[Dataset items]
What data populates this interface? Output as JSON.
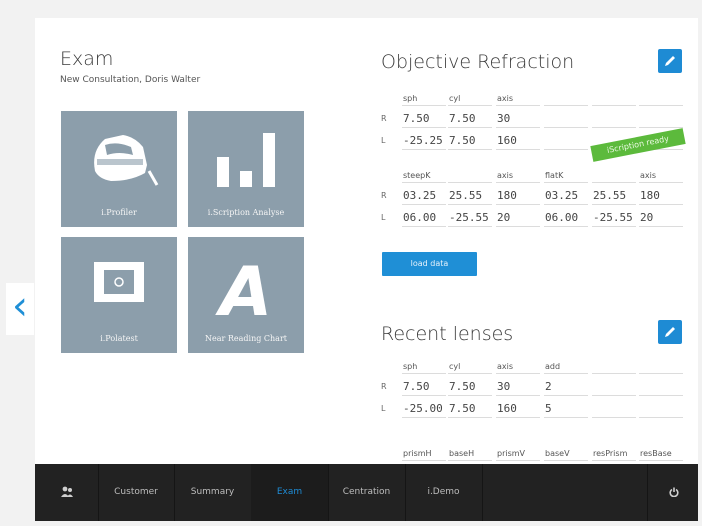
{
  "nav": {
    "back_icon": "chevron-left-icon"
  },
  "exam": {
    "title": "Exam",
    "subtitle": "New Consultation, Doris Walter"
  },
  "tiles": [
    {
      "label": "i.Profiler",
      "icon": "profiler-device-icon"
    },
    {
      "label": "i.Scription Analyse",
      "icon": "bar-chart-icon"
    },
    {
      "label": "i.Polatest",
      "icon": "polatest-screen-icon"
    },
    {
      "label": "Near Reading Chart",
      "icon": "letter-a-icon"
    }
  ],
  "objective": {
    "title": "Objective Refraction",
    "table1": {
      "headers": [
        "sph",
        "cyl",
        "axis",
        "",
        "",
        ""
      ],
      "rows": [
        {
          "side": "R",
          "cells": [
            "7.50",
            "7.50",
            "30",
            "",
            "",
            ""
          ]
        },
        {
          "side": "L",
          "cells": [
            "-25.25",
            "7.50",
            "160",
            "",
            "",
            ""
          ]
        }
      ]
    },
    "badge": "iScription ready",
    "table2": {
      "headers": [
        "steepK",
        "",
        "axis",
        "flatK",
        "",
        "axis"
      ],
      "rows": [
        {
          "side": "R",
          "cells": [
            "03.25",
            "25.55",
            "180",
            "03.25",
            "25.55",
            "180"
          ]
        },
        {
          "side": "L",
          "cells": [
            "06.00",
            "-25.55",
            "20",
            "06.00",
            "-25.55",
            "20"
          ]
        }
      ]
    },
    "load_button": "load data"
  },
  "recent": {
    "title": "Recent lenses",
    "table1": {
      "headers": [
        "sph",
        "cyl",
        "axis",
        "add",
        "",
        ""
      ],
      "rows": [
        {
          "side": "R",
          "cells": [
            "7.50",
            "7.50",
            "30",
            "2",
            "",
            ""
          ]
        },
        {
          "side": "L",
          "cells": [
            "-25.00",
            "7.50",
            "160",
            "5",
            "",
            ""
          ]
        }
      ]
    },
    "table2": {
      "headers": [
        "prismH",
        "baseH",
        "prismV",
        "baseV",
        "resPrism",
        "resBase"
      ]
    }
  },
  "bottom_nav": {
    "items": [
      "Customer",
      "Summary",
      "Exam",
      "Centration",
      "i.Demo"
    ],
    "active": "Exam",
    "left_icon": "users-icon",
    "right_icon": "power-icon"
  },
  "colors": {
    "accent": "#1e8bd4",
    "tile": "#8c9eab",
    "badge": "#5cba3c",
    "bar": "#222222"
  }
}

## To do
Return the listing above in full and without alteration, excluding its pictures.

## Written reply
What data populates this interface? Output as JSON.
{
  "nav": {
    "back_icon": "chevron-left-icon"
  },
  "exam": {
    "title": "Exam",
    "subtitle": "New Consultation, Doris Walter"
  },
  "tiles": [
    {
      "label": "i.Profiler",
      "icon": "profiler-device-icon"
    },
    {
      "label": "i.Scription Analyse",
      "icon": "bar-chart-icon"
    },
    {
      "label": "i.Polatest",
      "icon": "polatest-screen-icon"
    },
    {
      "label": "Near Reading Chart",
      "icon": "letter-a-icon"
    }
  ],
  "objective": {
    "title": "Objective Refraction",
    "table1": {
      "headers": [
        "sph",
        "cyl",
        "axis",
        "",
        "",
        ""
      ],
      "rows": [
        {
          "side": "R",
          "cells": [
            "7.50",
            "7.50",
            "30",
            "",
            "",
            ""
          ]
        },
        {
          "side": "L",
          "cells": [
            "-25.25",
            "7.50",
            "160",
            "",
            "",
            ""
          ]
        }
      ]
    },
    "badge": "iScription ready",
    "table2": {
      "headers": [
        "steepK",
        "",
        "axis",
        "flatK",
        "",
        "axis"
      ],
      "rows": [
        {
          "side": "R",
          "cells": [
            "03.25",
            "25.55",
            "180",
            "03.25",
            "25.55",
            "180"
          ]
        },
        {
          "side": "L",
          "cells": [
            "06.00",
            "-25.55",
            "20",
            "06.00",
            "-25.55",
            "20"
          ]
        }
      ]
    },
    "load_button": "load data"
  },
  "recent": {
    "title": "Recent lenses",
    "table1": {
      "headers": [
        "sph",
        "cyl",
        "axis",
        "add",
        "",
        ""
      ],
      "rows": [
        {
          "side": "R",
          "cells": [
            "7.50",
            "7.50",
            "30",
            "2",
            "",
            ""
          ]
        },
        {
          "side": "L",
          "cells": [
            "-25.00",
            "7.50",
            "160",
            "5",
            "",
            ""
          ]
        }
      ]
    },
    "table2": {
      "headers": [
        "prismH",
        "baseH",
        "prismV",
        "baseV",
        "resPrism",
        "resBase"
      ]
    }
  },
  "bottom_nav": {
    "items": [
      "Customer",
      "Summary",
      "Exam",
      "Centration",
      "i.Demo"
    ],
    "active": "Exam",
    "left_icon": "users-icon",
    "right_icon": "power-icon"
  },
  "colors": {
    "accent": "#1e8bd4",
    "tile": "#8c9eab",
    "badge": "#5cba3c",
    "bar": "#222222"
  }
}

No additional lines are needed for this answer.